Each record below should be output verbatim, without pictures.

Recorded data
★ ★ ★ ★ ★

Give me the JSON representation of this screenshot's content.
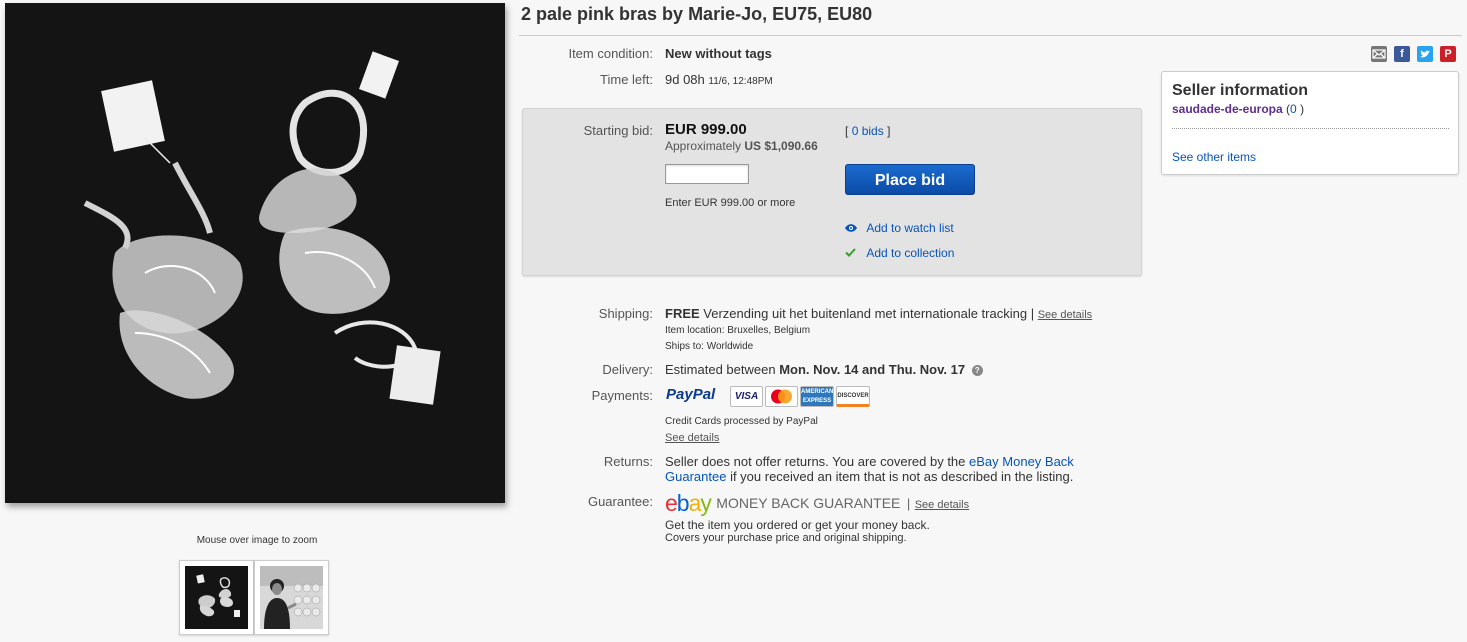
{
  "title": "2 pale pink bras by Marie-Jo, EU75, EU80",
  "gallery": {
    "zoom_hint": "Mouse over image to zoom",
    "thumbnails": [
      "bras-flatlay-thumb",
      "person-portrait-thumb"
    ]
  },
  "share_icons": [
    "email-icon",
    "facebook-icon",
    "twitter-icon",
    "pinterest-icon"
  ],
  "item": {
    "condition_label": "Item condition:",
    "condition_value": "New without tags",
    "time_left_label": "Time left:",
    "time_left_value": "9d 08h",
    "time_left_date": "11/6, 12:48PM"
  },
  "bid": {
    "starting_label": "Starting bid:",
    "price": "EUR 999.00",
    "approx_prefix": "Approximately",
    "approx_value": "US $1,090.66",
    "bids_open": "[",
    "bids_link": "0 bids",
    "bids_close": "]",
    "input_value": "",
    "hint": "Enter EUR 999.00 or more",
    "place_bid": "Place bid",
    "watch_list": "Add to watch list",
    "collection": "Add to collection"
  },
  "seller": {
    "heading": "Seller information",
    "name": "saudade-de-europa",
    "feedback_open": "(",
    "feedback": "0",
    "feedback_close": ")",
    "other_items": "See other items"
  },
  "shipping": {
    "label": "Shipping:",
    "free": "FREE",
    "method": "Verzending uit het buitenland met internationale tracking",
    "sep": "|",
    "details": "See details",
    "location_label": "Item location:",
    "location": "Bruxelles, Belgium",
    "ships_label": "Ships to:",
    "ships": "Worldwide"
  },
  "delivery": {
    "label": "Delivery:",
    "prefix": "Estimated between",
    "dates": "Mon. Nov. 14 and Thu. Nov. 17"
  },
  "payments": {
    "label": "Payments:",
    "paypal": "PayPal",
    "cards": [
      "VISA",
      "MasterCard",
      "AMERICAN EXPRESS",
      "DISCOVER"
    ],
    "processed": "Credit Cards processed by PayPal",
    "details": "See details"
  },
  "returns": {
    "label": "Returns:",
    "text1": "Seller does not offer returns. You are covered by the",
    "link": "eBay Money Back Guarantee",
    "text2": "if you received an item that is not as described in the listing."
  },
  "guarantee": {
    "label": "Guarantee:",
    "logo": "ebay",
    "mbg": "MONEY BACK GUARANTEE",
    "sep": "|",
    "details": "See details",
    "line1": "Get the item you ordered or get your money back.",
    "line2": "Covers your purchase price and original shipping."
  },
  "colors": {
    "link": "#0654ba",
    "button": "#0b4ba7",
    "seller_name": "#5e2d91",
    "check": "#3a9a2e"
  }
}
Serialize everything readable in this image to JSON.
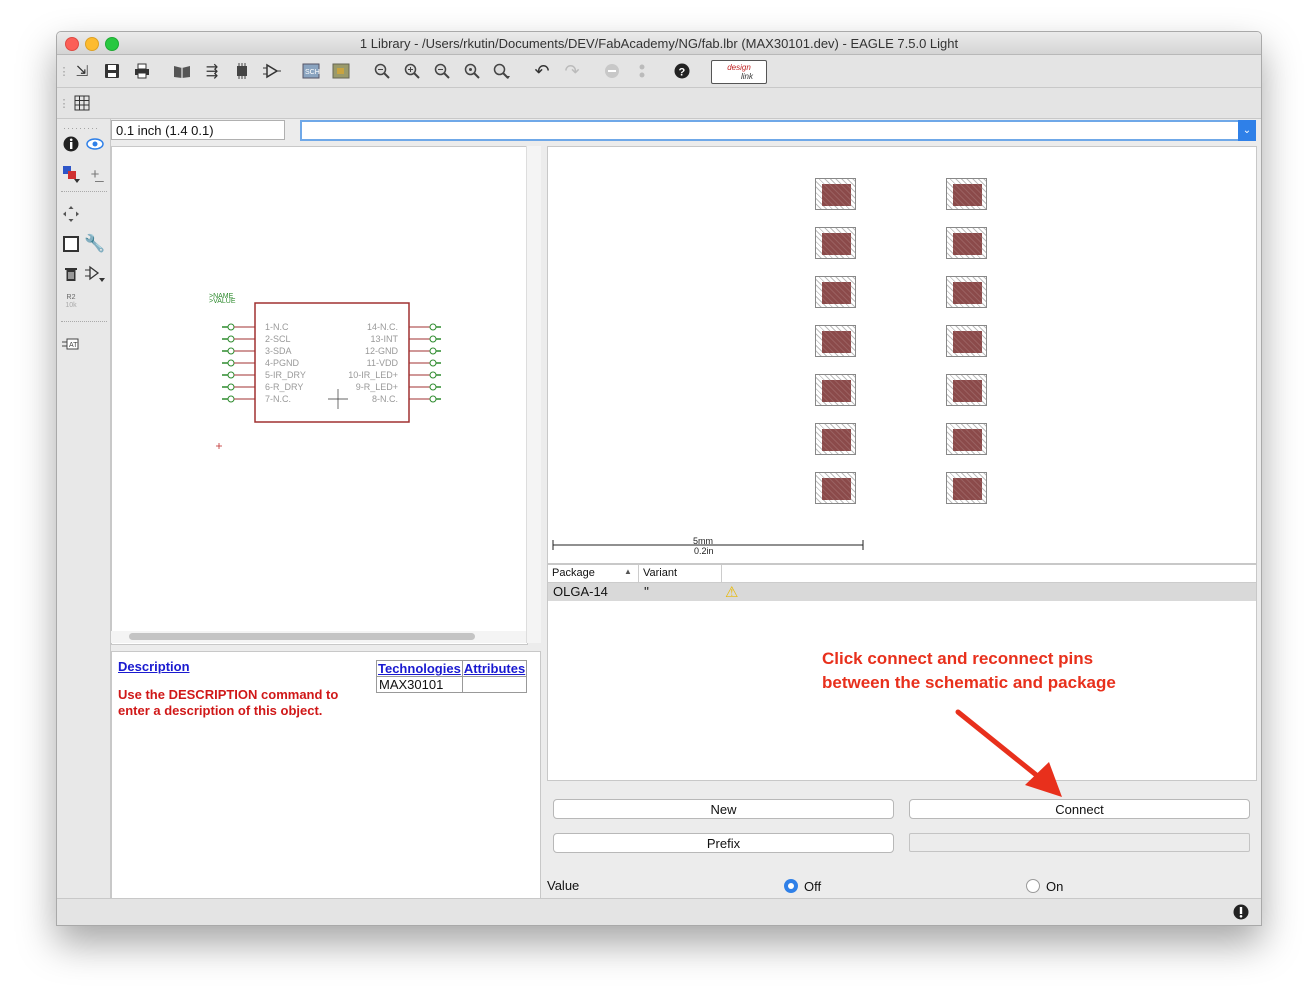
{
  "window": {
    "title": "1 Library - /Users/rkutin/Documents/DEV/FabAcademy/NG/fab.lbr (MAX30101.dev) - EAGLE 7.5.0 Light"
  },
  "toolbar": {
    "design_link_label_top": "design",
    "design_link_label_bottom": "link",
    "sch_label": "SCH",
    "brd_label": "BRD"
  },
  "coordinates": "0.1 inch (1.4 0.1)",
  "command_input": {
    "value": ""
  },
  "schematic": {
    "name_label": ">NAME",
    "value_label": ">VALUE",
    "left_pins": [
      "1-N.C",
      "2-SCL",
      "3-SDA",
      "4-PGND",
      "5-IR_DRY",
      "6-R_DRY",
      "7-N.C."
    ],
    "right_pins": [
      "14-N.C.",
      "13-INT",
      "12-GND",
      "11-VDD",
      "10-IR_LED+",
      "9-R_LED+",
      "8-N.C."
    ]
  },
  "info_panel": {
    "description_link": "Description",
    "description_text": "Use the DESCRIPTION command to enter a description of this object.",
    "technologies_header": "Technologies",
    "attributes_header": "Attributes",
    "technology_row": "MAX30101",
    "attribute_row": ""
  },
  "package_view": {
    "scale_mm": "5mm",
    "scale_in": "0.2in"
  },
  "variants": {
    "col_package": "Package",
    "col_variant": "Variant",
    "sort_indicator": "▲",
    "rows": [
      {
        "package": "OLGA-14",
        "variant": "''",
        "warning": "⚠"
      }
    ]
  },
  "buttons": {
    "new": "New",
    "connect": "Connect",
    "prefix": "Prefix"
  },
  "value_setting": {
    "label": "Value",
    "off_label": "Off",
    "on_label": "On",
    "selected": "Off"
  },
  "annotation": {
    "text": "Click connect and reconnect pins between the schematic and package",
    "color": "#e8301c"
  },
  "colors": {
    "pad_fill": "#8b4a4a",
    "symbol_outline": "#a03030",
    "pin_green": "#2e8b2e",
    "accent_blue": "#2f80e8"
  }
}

★ ★ ★ ★ ★

Complete answer.
Give me the JSON representation of this screenshot's content.
{
  "title": "2 pale pink bras by Marie-Jo, EU75, EU80",
  "gallery": {
    "zoom_hint": "Mouse over image to zoom",
    "thumbnails": [
      "bras-flatlay-thumb",
      "person-portrait-thumb"
    ]
  },
  "share_icons": [
    "email-icon",
    "facebook-icon",
    "twitter-icon",
    "pinterest-icon"
  ],
  "item": {
    "condition_label": "Item condition:",
    "condition_value": "New without tags",
    "time_left_label": "Time left:",
    "time_left_value": "9d 08h",
    "time_left_date": "11/6, 12:48PM"
  },
  "bid": {
    "starting_label": "Starting bid:",
    "price": "EUR 999.00",
    "approx_prefix": "Approximately",
    "approx_value": "US $1,090.66",
    "bids_open": "[",
    "bids_link": "0 bids",
    "bids_close": "]",
    "input_value": "",
    "hint": "Enter EUR 999.00 or more",
    "place_bid": "Place bid",
    "watch_list": "Add to watch list",
    "collection": "Add to collection"
  },
  "seller": {
    "heading": "Seller information",
    "name": "saudade-de-europa",
    "feedback_open": "(",
    "feedback": "0",
    "feedback_close": ")",
    "other_items": "See other items"
  },
  "shipping": {
    "label": "Shipping:",
    "free": "FREE",
    "method": "Verzending uit het buitenland met internationale tracking",
    "sep": "|",
    "details": "See details",
    "location_label": "Item location:",
    "location": "Bruxelles, Belgium",
    "ships_label": "Ships to:",
    "ships": "Worldwide"
  },
  "delivery": {
    "label": "Delivery:",
    "prefix": "Estimated between",
    "dates": "Mon. Nov. 14 and Thu. Nov. 17"
  },
  "payments": {
    "label": "Payments:",
    "paypal": "PayPal",
    "cards": [
      "VISA",
      "MasterCard",
      "AMERICAN EXPRESS",
      "DISCOVER"
    ],
    "processed": "Credit Cards processed by PayPal",
    "details": "See details"
  },
  "returns": {
    "label": "Returns:",
    "text1": "Seller does not offer returns. You are covered by the",
    "link": "eBay Money Back Guarantee",
    "text2": "if you received an item that is not as described in the listing."
  },
  "guarantee": {
    "label": "Guarantee:",
    "logo": "ebay",
    "mbg": "MONEY BACK GUARANTEE",
    "sep": "|",
    "details": "See details",
    "line1": "Get the item you ordered or get your money back.",
    "line2": "Covers your purchase price and original shipping."
  },
  "colors": {
    "link": "#0654ba",
    "button": "#0b4ba7",
    "seller_name": "#5e2d91",
    "check": "#3a9a2e"
  }
}
Serialize everything readable in this image to JSON.
{
  "window": {
    "title": "1 Library - /Users/rkutin/Documents/DEV/FabAcademy/NG/fab.lbr (MAX30101.dev) - EAGLE 7.5.0 Light"
  },
  "toolbar": {
    "design_link_label_top": "design",
    "design_link_label_bottom": "link",
    "sch_label": "SCH",
    "brd_label": "BRD"
  },
  "coordinates": "0.1 inch (1.4 0.1)",
  "command_input": {
    "value": ""
  },
  "schematic": {
    "name_label": ">NAME",
    "value_label": ">VALUE",
    "left_pins": [
      "1-N.C",
      "2-SCL",
      "3-SDA",
      "4-PGND",
      "5-IR_DRY",
      "6-R_DRY",
      "7-N.C."
    ],
    "right_pins": [
      "14-N.C.",
      "13-INT",
      "12-GND",
      "11-VDD",
      "10-IR_LED+",
      "9-R_LED+",
      "8-N.C."
    ]
  },
  "info_panel": {
    "description_link": "Description",
    "description_text": "Use the DESCRIPTION command to enter a description of this object.",
    "technologies_header": "Technologies",
    "attributes_header": "Attributes",
    "technology_row": "MAX30101",
    "attribute_row": ""
  },
  "package_view": {
    "scale_mm": "5mm",
    "scale_in": "0.2in"
  },
  "variants": {
    "col_package": "Package",
    "col_variant": "Variant",
    "sort_indicator": "▲",
    "rows": [
      {
        "package": "OLGA-14",
        "variant": "''",
        "warning": "⚠"
      }
    ]
  },
  "buttons": {
    "new": "New",
    "connect": "Connect",
    "prefix": "Prefix"
  },
  "value_setting": {
    "label": "Value",
    "off_label": "Off",
    "on_label": "On",
    "selected": "Off"
  },
  "annotation": {
    "text": "Click connect and reconnect pins between the schematic and package",
    "color": "#e8301c"
  },
  "colors": {
    "pad_fill": "#8b4a4a",
    "symbol_outline": "#a03030",
    "pin_green": "#2e8b2e",
    "accent_blue": "#2f80e8"
  }
}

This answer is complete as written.